____ Supplied records

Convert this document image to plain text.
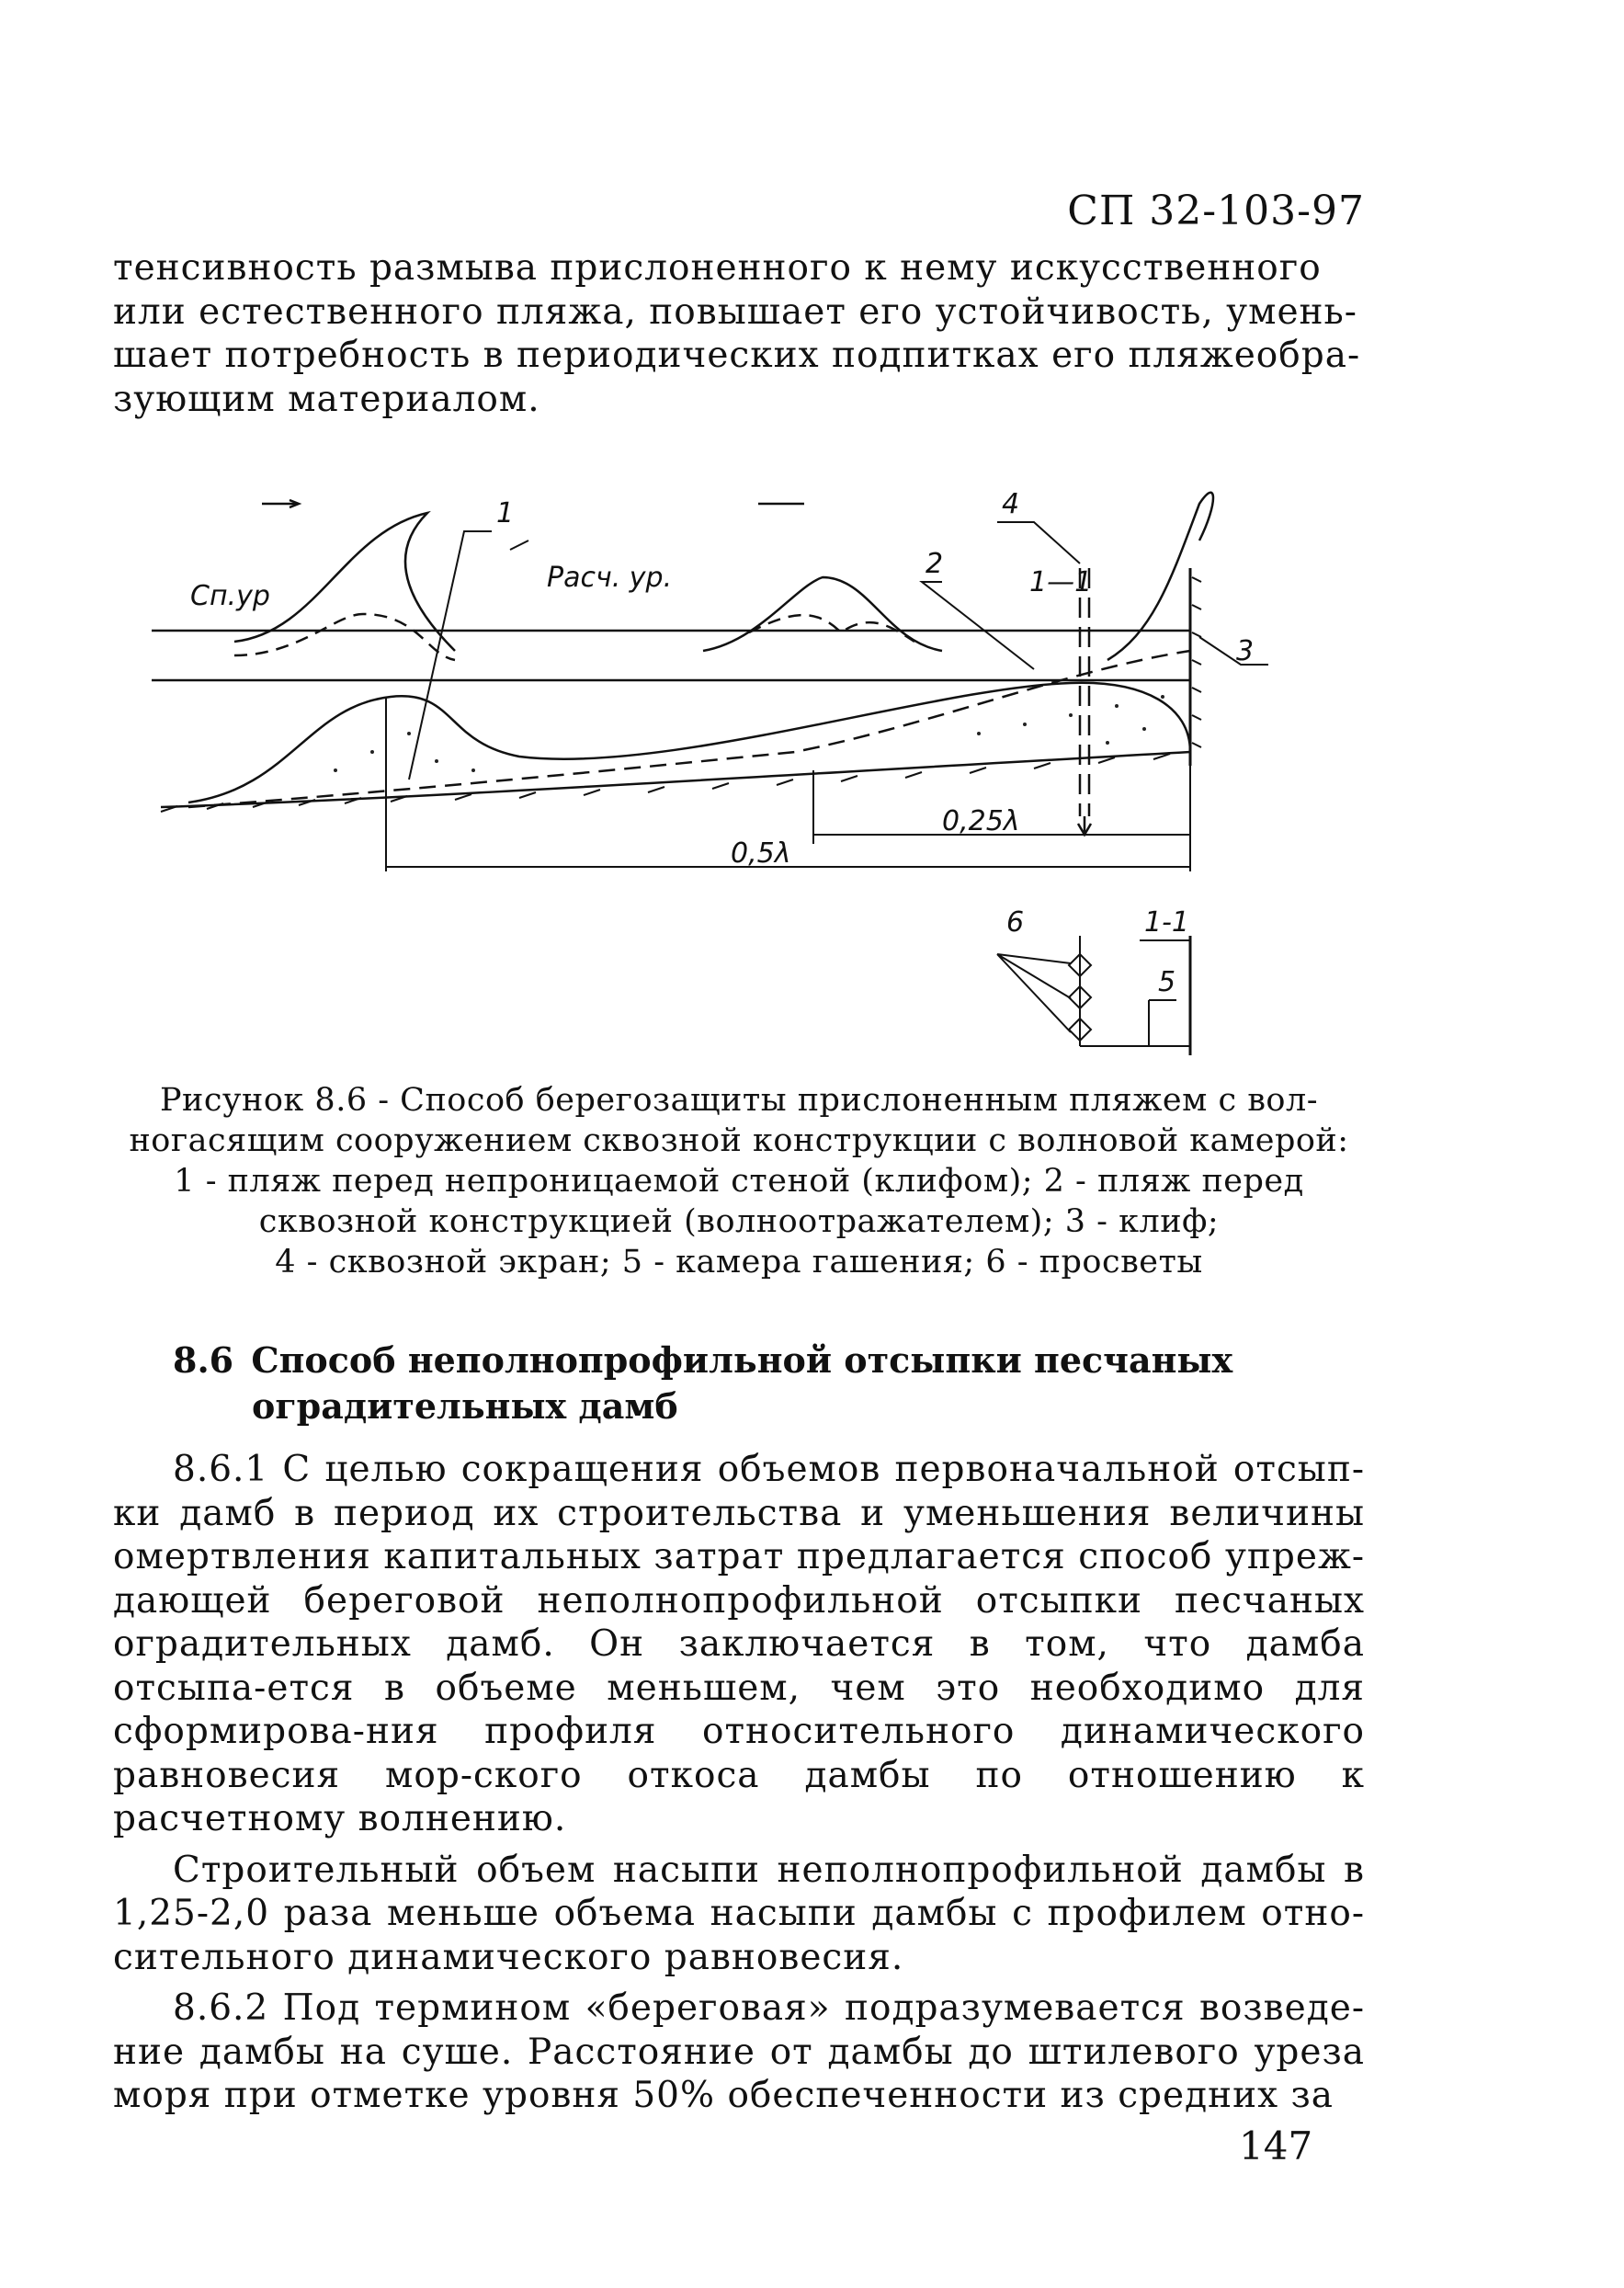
СП 32-103-97

тенсивность размыва прислоненного к нему искусственного

или естественного пляжа, повышает его устойчивость, умень-

шает потребность в периодических подпитках его пляжеобра-

зующим материалом.

Сп.ур
Расч. ур.
1
2
3
4
1—1
0,25λ
0,5λ
1-1
6
5
Рисунок 8.6 - Способ берегозащиты прислоненным пляжем с вол-
ногасящим сооружением сквозной конструкции с волновой камерой:
1 - пляж перед непроницаемой стеной (клифом); 2 - пляж перед
сквозной конструкцией (волноотражателем); 3 - клиф;
4 - сквозной экран; 5 - камера гашения; 6 - просветы
8.6 Способ неполнопрофильной отсыпки песчаных
оградительных дамб

8.6.1 С целью сокращения объемов первоначальной отсып-ки дамб в период их строительства и уменьшения величины омертвления капитальных затрат предлагается способ упреж-дающей береговой неполнопрофильной отсыпки песчаных оградительных дамб. Он заключается в том, что дамба отсыпа-ется в объеме меньшем, чем это необходимо для сформирова-ния профиля относительного динамического равновесия мор-ского откоса дамбы по отношению к расчетному волнению.

Строительный объем насыпи неполнопрофильной дамбы в 1,25-2,0 раза меньше объема насыпи дамбы с профилем отно-сительного динамического равновесия.

8.6.2 Под термином «береговая» подразумевается возведе-ние дамбы на суше. Расстояние от дамбы до штилевого уреза моря при отметке уровня 50% обеспеченности из средних за

147
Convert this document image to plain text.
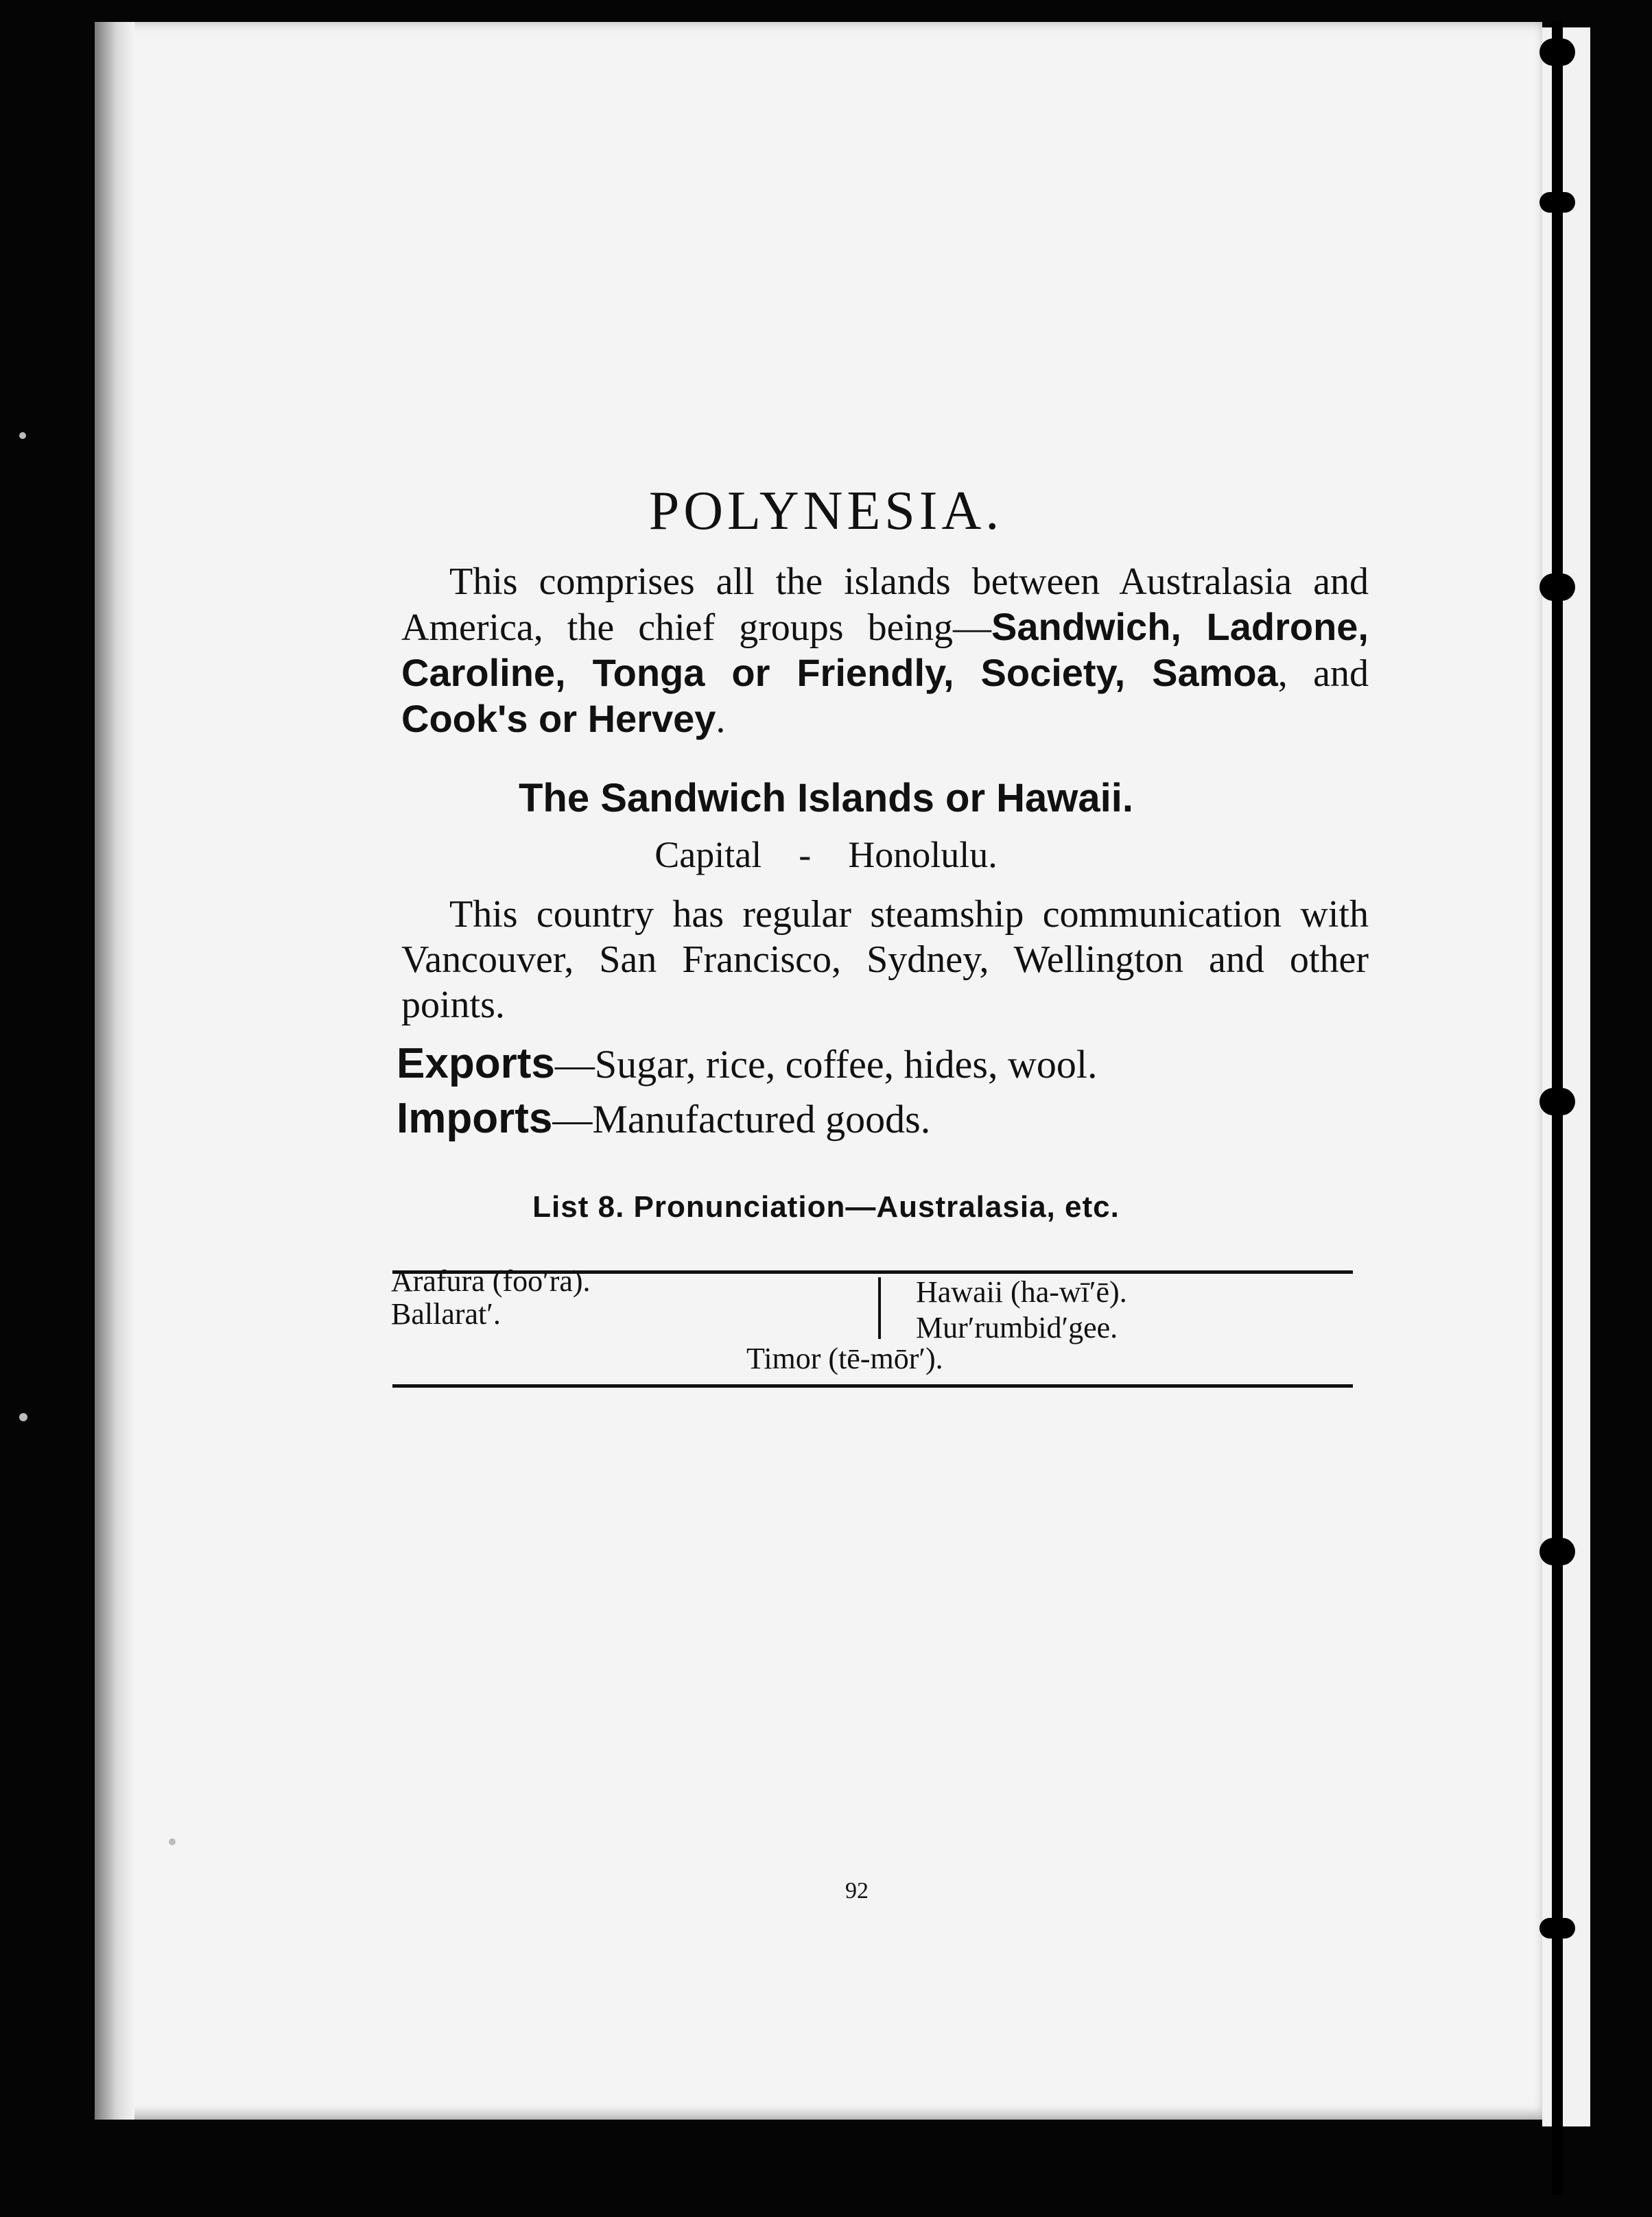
POLYNESIA.
This comprises all the islands between Australasia and America, the chief groups being—Sandwich, Ladrone, Caroline, Tonga or Friendly, Society, Samoa, and Cook's or Hervey.
The Sandwich Islands or Hawaii.
Capital - Honolulu.
This country has regular steamship communication with Vancouver, San Francisco, Sydney, Wellington and other points.
Exports—Sugar, rice, coffee, hides, wool.
Imports—Manufactured goods.
List 8. Pronunciation—Australasia, etc.
Arafura (foo′ra).
Ballarat′.
Hawaii (ha-wī′ē).
Mur′rumbid′gee.
Timor (tē-mōr′).
92
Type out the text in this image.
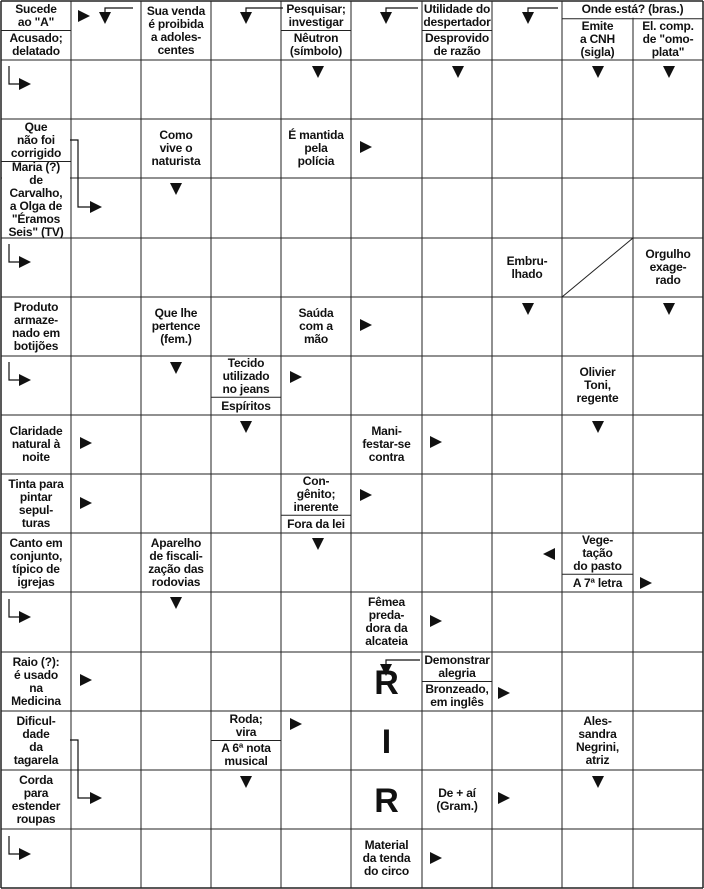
Sucede
ao "A"
Acusado;
delatado
Sua venda
é proibida
a adoles-
centes
Pesquisar;
investigar
Nêutron
(símbolo)
Utilidade do
despertador
Desprovido
de razão
Onde está? (bras.)
Emite
a CNH
(sigla)
El. comp.
de "omo-
plata"
Que
não foi
corrigido
Maria (?)
de Carvalho,
a Olga de
"Éramos
Seis" (TV)
Como
vive o
naturista
É mantida
pela
polícia
Embru-
lhado
Orgulho
exage-
rado
Produto
armaze-
nado em
botijões
Que lhe
pertence
(fem.)
Saúda
com a
mão
Tecido
utilizado
no jeans
Espíritos
Olivier
Toni,
regente
Claridade
natural à
noite
Mani-
festar-se
contra
Tinta para
pintar
sepul-
turas
Con-
gênito;
inerente
Fora da lei
Canto em
conjunto,
típico de
igrejas
Aparelho
de fiscali-
zação das
rodovias
Vege-
tação
do pasto
A 7ª letra
Fêmea
preda-
dora da
alcateia
Raio (?):
é usado
na
Medicina
Demonstrar
alegria
Bronzeado,
em inglês
Dificul-
dade
da
tagarela
Roda;
vira
A 6ª nota
musical
Ales-
sandra
Negrini,
atriz
Corda
para
estender
roupas
De + aí
(Gram.)
Material
da tenda
do circo
R
I
R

________

=== Required task ===
Nothing in the entries above should change when they are printed again, except that the pictures are dropped.

=== Problem solution ===
Convert this document image to plain text.
СП 32-103-97

тенсивность размыва прислоненного к нему искусственного

или естественного пляжа, повышает его устойчивость, умень-

шает потребность в периодических подпитках его пляжеобра-

зующим материалом.

Сп.ур
Расч. ур.
1
2
3
4
1—1
0,25λ
0,5λ
1-1
6
5
Рисунок 8.6 - Способ берегозащиты прислоненным пляжем с вол-
ногасящим сооружением сквозной конструкции с волновой камерой:
1 - пляж перед непроницаемой стеной (клифом); 2 - пляж перед
сквозной конструкцией (волноотражателем); 3 - клиф;
4 - сквозной экран; 5 - камера гашения; 6 - просветы
8.6 Способ неполнопрофильной отсыпки песчаных
оградительных дамб

8.6.1 С целью сокращения объемов первоначальной отсып-ки дамб в период их строительства и уменьшения величины омертвления капитальных затрат предлагается способ упреж-дающей береговой неполнопрофильной отсыпки песчаных оградительных дамб. Он заключается в том, что дамба отсыпа-ется в объеме меньшем, чем это необходимо для сформирова-ния профиля относительного динамического равновесия мор-ского откоса дамбы по отношению к расчетному волнению.

Строительный объем насыпи неполнопрофильной дамбы в 1,25-2,0 раза меньше объема насыпи дамбы с профилем отно-сительного динамического равновесия.

8.6.2 Под термином «береговая» подразумевается возведе-ние дамбы на суше. Расстояние от дамбы до штилевого уреза моря при отметке уровня 50% обеспеченности из средних за

147
Convert this document image to plain text.
POLYNESIA.
This comprises all the islands between Australasia and America, the chief groups being—Sandwich, Ladrone, Caroline, Tonga or Friendly, Society, Samoa, and Cook's or Hervey.
The Sandwich Islands or Hawaii.
Capital - Honolulu.
This country has regular steamship communication with Vancouver, San Francisco, Sydney, Wellington and other points.
Exports—Sugar, rice, coffee, hides, wool.
Imports—Manufactured goods.
List 8. Pronunciation—Australasia, etc.
Arafura (foo′ra).
Ballarat′.
Hawaii (ha-wī′ē).
Mur′rumbid′gee.
Timor (tē-mōr′).
92
Type out the text in this image.
Sucede
ao "A"
Acusado;
delatado
Sua venda
é proibida
a adoles-
centes
Pesquisar;
investigar
Nêutron
(símbolo)
Utilidade do
despertador
Desprovido
de razão
Onde está? (bras.)
Emite
a CNH
(sigla)
El. comp.
de "omo-
plata"
Que
não foi
corrigido
Maria (?)
de Carvalho,
a Olga de
"Éramos
Seis" (TV)
Como
vive o
naturista
É mantida
pela
polícia
Embru-
lhado
Orgulho
exage-
rado
Produto
armaze-
nado em
botijões
Que lhe
pertence
(fem.)
Saúda
com a
mão
Tecido
utilizado
no jeans
Espíritos
Olivier
Toni,
regente
Claridade
natural à
noite
Mani-
festar-se
contra
Tinta para
pintar
sepul-
turas
Con-
gênito;
inerente
Fora da lei
Canto em
conjunto,
típico de
igrejas
Aparelho
de fiscali-
zação das
rodovias
Vege-
tação
do pasto
A 7ª letra
Fêmea
preda-
dora da
alcateia
Raio (?):
é usado
na
Medicina
Demonstrar
alegria
Bronzeado,
em inglês
Dificul-
dade
da
tagarela
Roda;
vira
A 6ª nota
musical
Ales-
sandra
Negrini,
atriz
Corda
para
estender
roupas
De + aí
(Gram.)
Material
da tenda
do circo
R
I
R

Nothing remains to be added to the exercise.